* **WRITTEN PROBLEM**
Output the entries word for word. Omit images.
-------- PROVIDED DATA
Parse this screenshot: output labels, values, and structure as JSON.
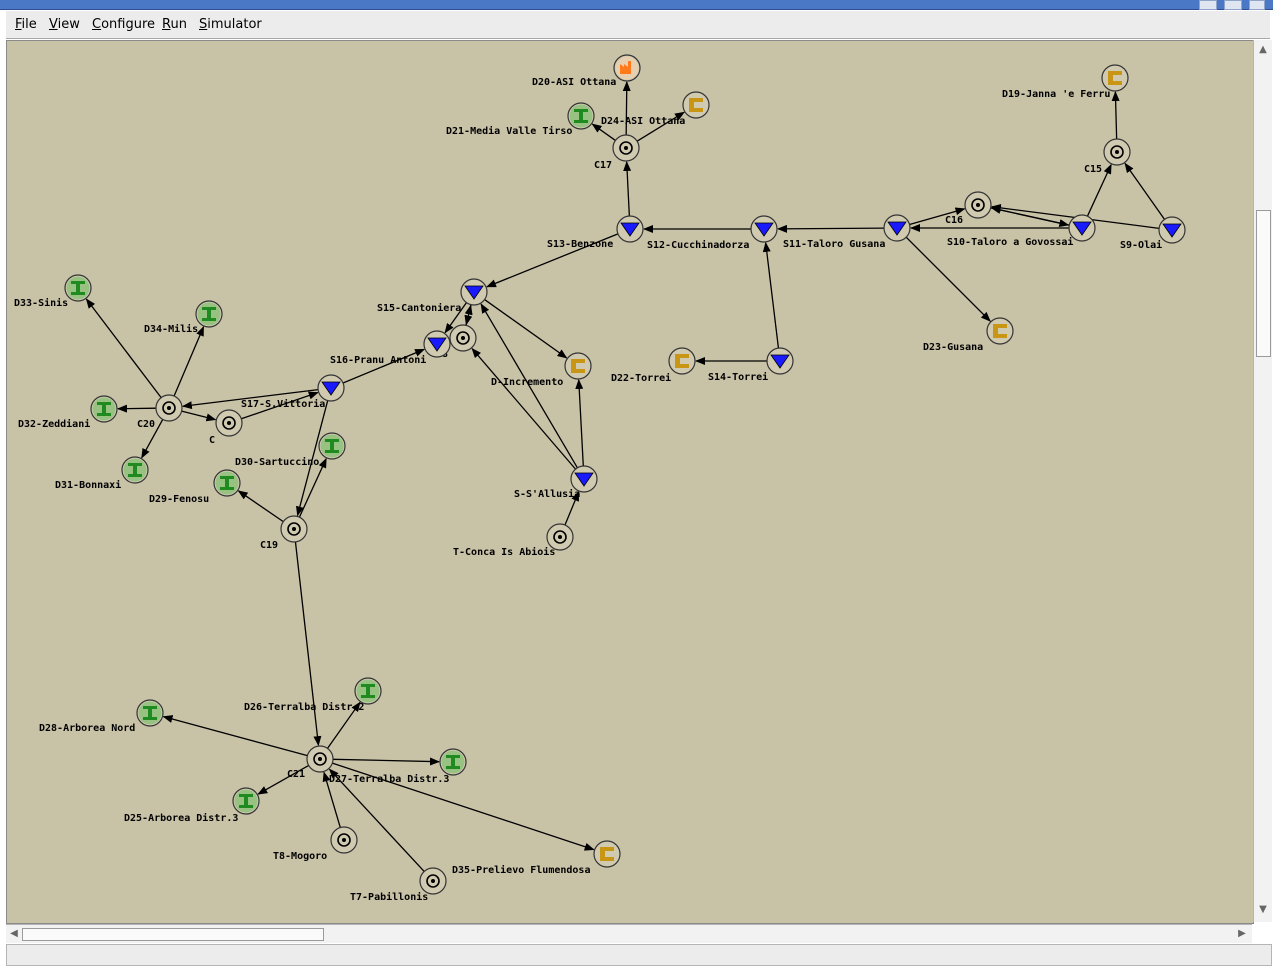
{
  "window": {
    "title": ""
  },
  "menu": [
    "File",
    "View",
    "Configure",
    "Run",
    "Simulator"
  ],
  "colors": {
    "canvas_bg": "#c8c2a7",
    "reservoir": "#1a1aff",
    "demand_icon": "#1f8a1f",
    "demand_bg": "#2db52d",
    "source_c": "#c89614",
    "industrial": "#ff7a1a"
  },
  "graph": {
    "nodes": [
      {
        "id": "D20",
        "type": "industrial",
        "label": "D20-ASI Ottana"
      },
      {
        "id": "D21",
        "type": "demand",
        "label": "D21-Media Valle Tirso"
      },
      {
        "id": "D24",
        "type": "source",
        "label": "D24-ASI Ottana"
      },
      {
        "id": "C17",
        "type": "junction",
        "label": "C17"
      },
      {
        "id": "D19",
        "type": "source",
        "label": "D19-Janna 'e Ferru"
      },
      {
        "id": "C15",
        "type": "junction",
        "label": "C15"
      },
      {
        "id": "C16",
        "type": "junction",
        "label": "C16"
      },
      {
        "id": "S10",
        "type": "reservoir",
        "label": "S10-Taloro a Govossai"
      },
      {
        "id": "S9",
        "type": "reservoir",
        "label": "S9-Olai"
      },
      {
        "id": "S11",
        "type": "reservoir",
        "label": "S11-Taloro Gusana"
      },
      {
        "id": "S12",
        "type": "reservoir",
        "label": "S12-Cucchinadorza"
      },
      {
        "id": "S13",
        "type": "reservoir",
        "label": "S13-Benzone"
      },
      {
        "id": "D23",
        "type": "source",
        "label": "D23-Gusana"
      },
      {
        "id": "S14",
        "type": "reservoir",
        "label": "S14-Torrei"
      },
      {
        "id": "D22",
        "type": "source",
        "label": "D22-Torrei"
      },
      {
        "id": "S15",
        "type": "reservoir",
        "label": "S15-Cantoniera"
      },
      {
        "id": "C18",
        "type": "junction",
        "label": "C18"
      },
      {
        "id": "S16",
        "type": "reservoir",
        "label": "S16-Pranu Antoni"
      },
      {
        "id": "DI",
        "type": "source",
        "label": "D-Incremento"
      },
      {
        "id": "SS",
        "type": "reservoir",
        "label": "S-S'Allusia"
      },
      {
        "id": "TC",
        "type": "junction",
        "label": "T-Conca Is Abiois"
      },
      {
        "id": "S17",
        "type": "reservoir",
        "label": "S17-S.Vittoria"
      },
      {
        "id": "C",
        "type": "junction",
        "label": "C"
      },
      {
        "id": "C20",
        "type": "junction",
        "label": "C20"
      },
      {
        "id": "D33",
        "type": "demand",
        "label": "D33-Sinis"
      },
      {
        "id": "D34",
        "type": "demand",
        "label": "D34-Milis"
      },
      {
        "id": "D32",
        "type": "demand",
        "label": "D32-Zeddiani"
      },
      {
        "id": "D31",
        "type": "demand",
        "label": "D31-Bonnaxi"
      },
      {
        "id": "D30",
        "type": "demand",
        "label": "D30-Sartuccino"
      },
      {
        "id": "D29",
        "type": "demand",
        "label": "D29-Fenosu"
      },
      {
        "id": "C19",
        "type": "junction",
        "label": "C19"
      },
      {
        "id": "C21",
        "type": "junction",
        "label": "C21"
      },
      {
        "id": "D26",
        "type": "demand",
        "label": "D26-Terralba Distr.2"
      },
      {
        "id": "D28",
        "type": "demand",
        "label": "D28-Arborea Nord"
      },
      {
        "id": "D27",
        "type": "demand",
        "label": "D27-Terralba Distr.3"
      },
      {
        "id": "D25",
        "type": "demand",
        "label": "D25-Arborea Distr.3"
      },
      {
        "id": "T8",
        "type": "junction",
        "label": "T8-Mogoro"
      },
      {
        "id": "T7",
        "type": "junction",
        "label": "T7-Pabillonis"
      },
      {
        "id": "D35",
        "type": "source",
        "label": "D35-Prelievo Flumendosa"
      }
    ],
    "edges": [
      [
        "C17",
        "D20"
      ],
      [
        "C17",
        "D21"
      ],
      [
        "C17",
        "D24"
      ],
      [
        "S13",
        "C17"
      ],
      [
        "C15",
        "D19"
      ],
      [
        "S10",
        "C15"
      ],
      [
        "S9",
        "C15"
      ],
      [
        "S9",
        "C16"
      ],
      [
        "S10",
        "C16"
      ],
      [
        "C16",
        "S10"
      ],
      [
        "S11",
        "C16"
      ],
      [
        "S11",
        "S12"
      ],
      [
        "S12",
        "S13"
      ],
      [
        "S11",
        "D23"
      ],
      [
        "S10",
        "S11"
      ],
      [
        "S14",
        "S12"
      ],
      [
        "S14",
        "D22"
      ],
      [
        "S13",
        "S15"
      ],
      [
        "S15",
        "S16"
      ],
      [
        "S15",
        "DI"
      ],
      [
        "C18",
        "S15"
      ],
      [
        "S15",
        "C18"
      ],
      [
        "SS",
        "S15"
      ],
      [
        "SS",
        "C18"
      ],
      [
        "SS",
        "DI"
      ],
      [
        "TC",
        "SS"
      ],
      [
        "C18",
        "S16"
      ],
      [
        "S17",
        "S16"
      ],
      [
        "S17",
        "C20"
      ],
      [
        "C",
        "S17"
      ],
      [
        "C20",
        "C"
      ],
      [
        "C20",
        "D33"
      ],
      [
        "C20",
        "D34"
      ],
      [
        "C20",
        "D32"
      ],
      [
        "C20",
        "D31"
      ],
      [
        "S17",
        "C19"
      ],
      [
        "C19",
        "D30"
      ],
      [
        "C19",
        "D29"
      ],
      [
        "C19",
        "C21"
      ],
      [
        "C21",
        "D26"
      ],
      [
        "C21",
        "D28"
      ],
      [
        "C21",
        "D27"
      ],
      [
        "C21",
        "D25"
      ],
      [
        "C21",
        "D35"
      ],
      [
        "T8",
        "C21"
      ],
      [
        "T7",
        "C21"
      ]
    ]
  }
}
----------------
* **ANSWER FOR THE TASK**
Parse this screenshot: output labels, values, and structure as JSON.
{
  "window": {
    "title": ""
  },
  "menu": [
    "File",
    "View",
    "Configure",
    "Run",
    "Simulator"
  ],
  "colors": {
    "canvas_bg": "#c8c2a7",
    "reservoir": "#1a1aff",
    "demand_icon": "#1f8a1f",
    "demand_bg": "#2db52d",
    "source_c": "#c89614",
    "industrial": "#ff7a1a"
  },
  "graph": {
    "nodes": [
      {
        "id": "D20",
        "type": "industrial",
        "label": "D20-ASI Ottana"
      },
      {
        "id": "D21",
        "type": "demand",
        "label": "D21-Media Valle Tirso"
      },
      {
        "id": "D24",
        "type": "source",
        "label": "D24-ASI Ottana"
      },
      {
        "id": "C17",
        "type": "junction",
        "label": "C17"
      },
      {
        "id": "D19",
        "type": "source",
        "label": "D19-Janna 'e Ferru"
      },
      {
        "id": "C15",
        "type": "junction",
        "label": "C15"
      },
      {
        "id": "C16",
        "type": "junction",
        "label": "C16"
      },
      {
        "id": "S10",
        "type": "reservoir",
        "label": "S10-Taloro a Govossai"
      },
      {
        "id": "S9",
        "type": "reservoir",
        "label": "S9-Olai"
      },
      {
        "id": "S11",
        "type": "reservoir",
        "label": "S11-Taloro Gusana"
      },
      {
        "id": "S12",
        "type": "reservoir",
        "label": "S12-Cucchinadorza"
      },
      {
        "id": "S13",
        "type": "reservoir",
        "label": "S13-Benzone"
      },
      {
        "id": "D23",
        "type": "source",
        "label": "D23-Gusana"
      },
      {
        "id": "S14",
        "type": "reservoir",
        "label": "S14-Torrei"
      },
      {
        "id": "D22",
        "type": "source",
        "label": "D22-Torrei"
      },
      {
        "id": "S15",
        "type": "reservoir",
        "label": "S15-Cantoniera"
      },
      {
        "id": "C18",
        "type": "junction",
        "label": "C18"
      },
      {
        "id": "S16",
        "type": "reservoir",
        "label": "S16-Pranu Antoni"
      },
      {
        "id": "DI",
        "type": "source",
        "label": "D-Incremento"
      },
      {
        "id": "SS",
        "type": "reservoir",
        "label": "S-S'Allusia"
      },
      {
        "id": "TC",
        "type": "junction",
        "label": "T-Conca Is Abiois"
      },
      {
        "id": "S17",
        "type": "reservoir",
        "label": "S17-S.Vittoria"
      },
      {
        "id": "C",
        "type": "junction",
        "label": "C"
      },
      {
        "id": "C20",
        "type": "junction",
        "label": "C20"
      },
      {
        "id": "D33",
        "type": "demand",
        "label": "D33-Sinis"
      },
      {
        "id": "D34",
        "type": "demand",
        "label": "D34-Milis"
      },
      {
        "id": "D32",
        "type": "demand",
        "label": "D32-Zeddiani"
      },
      {
        "id": "D31",
        "type": "demand",
        "label": "D31-Bonnaxi"
      },
      {
        "id": "D30",
        "type": "demand",
        "label": "D30-Sartuccino"
      },
      {
        "id": "D29",
        "type": "demand",
        "label": "D29-Fenosu"
      },
      {
        "id": "C19",
        "type": "junction",
        "label": "C19"
      },
      {
        "id": "C21",
        "type": "junction",
        "label": "C21"
      },
      {
        "id": "D26",
        "type": "demand",
        "label": "D26-Terralba Distr.2"
      },
      {
        "id": "D28",
        "type": "demand",
        "label": "D28-Arborea Nord"
      },
      {
        "id": "D27",
        "type": "demand",
        "label": "D27-Terralba Distr.3"
      },
      {
        "id": "D25",
        "type": "demand",
        "label": "D25-Arborea Distr.3"
      },
      {
        "id": "T8",
        "type": "junction",
        "label": "T8-Mogoro"
      },
      {
        "id": "T7",
        "type": "junction",
        "label": "T7-Pabillonis"
      },
      {
        "id": "D35",
        "type": "source",
        "label": "D35-Prelievo Flumendosa"
      }
    ],
    "edges": [
      [
        "C17",
        "D20"
      ],
      [
        "C17",
        "D21"
      ],
      [
        "C17",
        "D24"
      ],
      [
        "S13",
        "C17"
      ],
      [
        "C15",
        "D19"
      ],
      [
        "S10",
        "C15"
      ],
      [
        "S9",
        "C15"
      ],
      [
        "S9",
        "C16"
      ],
      [
        "S10",
        "C16"
      ],
      [
        "C16",
        "S10"
      ],
      [
        "S11",
        "C16"
      ],
      [
        "S11",
        "S12"
      ],
      [
        "S12",
        "S13"
      ],
      [
        "S11",
        "D23"
      ],
      [
        "S10",
        "S11"
      ],
      [
        "S14",
        "S12"
      ],
      [
        "S14",
        "D22"
      ],
      [
        "S13",
        "S15"
      ],
      [
        "S15",
        "S16"
      ],
      [
        "S15",
        "DI"
      ],
      [
        "C18",
        "S15"
      ],
      [
        "S15",
        "C18"
      ],
      [
        "SS",
        "S15"
      ],
      [
        "SS",
        "C18"
      ],
      [
        "SS",
        "DI"
      ],
      [
        "TC",
        "SS"
      ],
      [
        "C18",
        "S16"
      ],
      [
        "S17",
        "S16"
      ],
      [
        "S17",
        "C20"
      ],
      [
        "C",
        "S17"
      ],
      [
        "C20",
        "C"
      ],
      [
        "C20",
        "D33"
      ],
      [
        "C20",
        "D34"
      ],
      [
        "C20",
        "D32"
      ],
      [
        "C20",
        "D31"
      ],
      [
        "S17",
        "C19"
      ],
      [
        "C19",
        "D30"
      ],
      [
        "C19",
        "D29"
      ],
      [
        "C19",
        "C21"
      ],
      [
        "C21",
        "D26"
      ],
      [
        "C21",
        "D28"
      ],
      [
        "C21",
        "D27"
      ],
      [
        "C21",
        "D25"
      ],
      [
        "C21",
        "D35"
      ],
      [
        "T8",
        "C21"
      ],
      [
        "T7",
        "C21"
      ]
    ]
  }
}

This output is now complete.